### DOCUMENT PASSAGE
★ ★ ★ ★

The following is a list of articles on municipal elections for Toronto City Council in the city of Toronto, Ontario, Canada.

For many years, municipal elections occurred annually in Toronto. After 1956, elections occurred every other year until 1966 after which elections occurred in 1969 and 1972 before reverting to a 2-year cycle. After 1982, elections again occurred every third year and, after the 2006 election the term of city council grew to 4 years.

Toronto's mayor was elected at-large through First past the post.

The four member Toronto Board of Control was introduced with the 1904 election and was accompanied by a reduction in the number of alderman elected per ward from four to three. The Board of Control was abolished with the 1969 municipal election.

Toronto had 39 aldermen (3 elected in each of 13 wards) in 1890 and 1891. In 1892 the number of aldermen was dropped to 24 (4 elected in each of six wards). This number was further reduced in 1910, to 20 elected in 7 wards, then in 1919 it was raised to 24 elected in 8 wards.

★ ★ ★ ★

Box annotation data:
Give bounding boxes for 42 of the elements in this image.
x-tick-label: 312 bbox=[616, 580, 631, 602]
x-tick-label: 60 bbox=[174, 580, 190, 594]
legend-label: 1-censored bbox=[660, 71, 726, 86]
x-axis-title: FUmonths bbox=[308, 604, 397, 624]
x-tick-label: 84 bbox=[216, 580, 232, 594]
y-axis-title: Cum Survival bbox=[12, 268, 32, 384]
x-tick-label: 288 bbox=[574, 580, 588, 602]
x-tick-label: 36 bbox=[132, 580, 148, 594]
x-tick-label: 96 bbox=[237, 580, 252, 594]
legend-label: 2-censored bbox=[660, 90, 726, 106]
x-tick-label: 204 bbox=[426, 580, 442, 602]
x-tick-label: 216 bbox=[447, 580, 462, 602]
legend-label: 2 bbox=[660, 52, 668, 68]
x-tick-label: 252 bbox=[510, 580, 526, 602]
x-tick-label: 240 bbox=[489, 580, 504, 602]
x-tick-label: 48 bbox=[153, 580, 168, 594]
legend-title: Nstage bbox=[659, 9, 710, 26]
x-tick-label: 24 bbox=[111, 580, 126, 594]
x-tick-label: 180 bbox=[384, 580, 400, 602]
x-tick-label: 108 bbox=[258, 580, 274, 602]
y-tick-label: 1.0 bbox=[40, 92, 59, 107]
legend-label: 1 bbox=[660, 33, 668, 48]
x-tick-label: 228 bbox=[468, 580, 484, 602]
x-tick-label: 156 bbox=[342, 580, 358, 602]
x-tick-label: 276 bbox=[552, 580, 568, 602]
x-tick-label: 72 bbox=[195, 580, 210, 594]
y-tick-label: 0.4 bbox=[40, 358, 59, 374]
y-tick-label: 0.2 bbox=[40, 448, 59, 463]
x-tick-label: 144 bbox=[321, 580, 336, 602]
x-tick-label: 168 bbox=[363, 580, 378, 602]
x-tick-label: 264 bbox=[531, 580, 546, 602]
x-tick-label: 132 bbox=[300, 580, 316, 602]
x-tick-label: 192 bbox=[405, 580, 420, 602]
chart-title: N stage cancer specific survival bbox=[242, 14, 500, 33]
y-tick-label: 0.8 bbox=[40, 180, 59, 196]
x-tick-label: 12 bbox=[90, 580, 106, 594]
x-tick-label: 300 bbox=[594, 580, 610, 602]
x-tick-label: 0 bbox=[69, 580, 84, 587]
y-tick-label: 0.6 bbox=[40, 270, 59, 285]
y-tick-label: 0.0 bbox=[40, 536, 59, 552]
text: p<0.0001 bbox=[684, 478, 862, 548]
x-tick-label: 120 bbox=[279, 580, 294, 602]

★ ★ ★ ★

### EXERCISE TASK A
Edit the passage on Toronto municipal elections between "Toronto's mayor was" and "1969 municipal election.", inclusive, replacing "Board of Control" with "Board of Controllers".
### EXERCISE TASK B
According to the passage on Toronto municipal elections, how many aldermen were elected in each ward in 1892?
### EXERCISE TASK C
Continue the passage on Toronto municipal elections from the point where it stops.
The listing is not required for what follows.

### RESPONSE A
Toronto's mayor was elected at-large through First past the post.

The four member Toronto Board of Controllers was introduced with the 1904 election and was accompanied by a reduction in the number of alderman elected per ward from four to three. The Board of Controllers was abolished with the 1969 municipal election.

### RESPONSE B
Four aldermen were elected in each of six wards, for a total of 24.

### RESPONSE C
All elections of multiple members was by Block Voting, with this exception - in 1903 Toronto adopted Cumulative voting for election of members of the Board of Control and the Board of Education.

For most of the first half of the twentieth century elections were held on or around New Year's Day. Voting day was on the first Monday of December from 1950 until 1978 when it moved to the second Monday in November. Beginning in 2010, election day is on the fourth Monday of October.

Popular Elections for Council and Appointment of Mayor (1834-1858)

Popular Elections for Mayor and Council (1859-1866)

Popular Elections for Council and Appointment of Mayor (1867-1873)

Popular Elections for Mayor and Council (since 1874)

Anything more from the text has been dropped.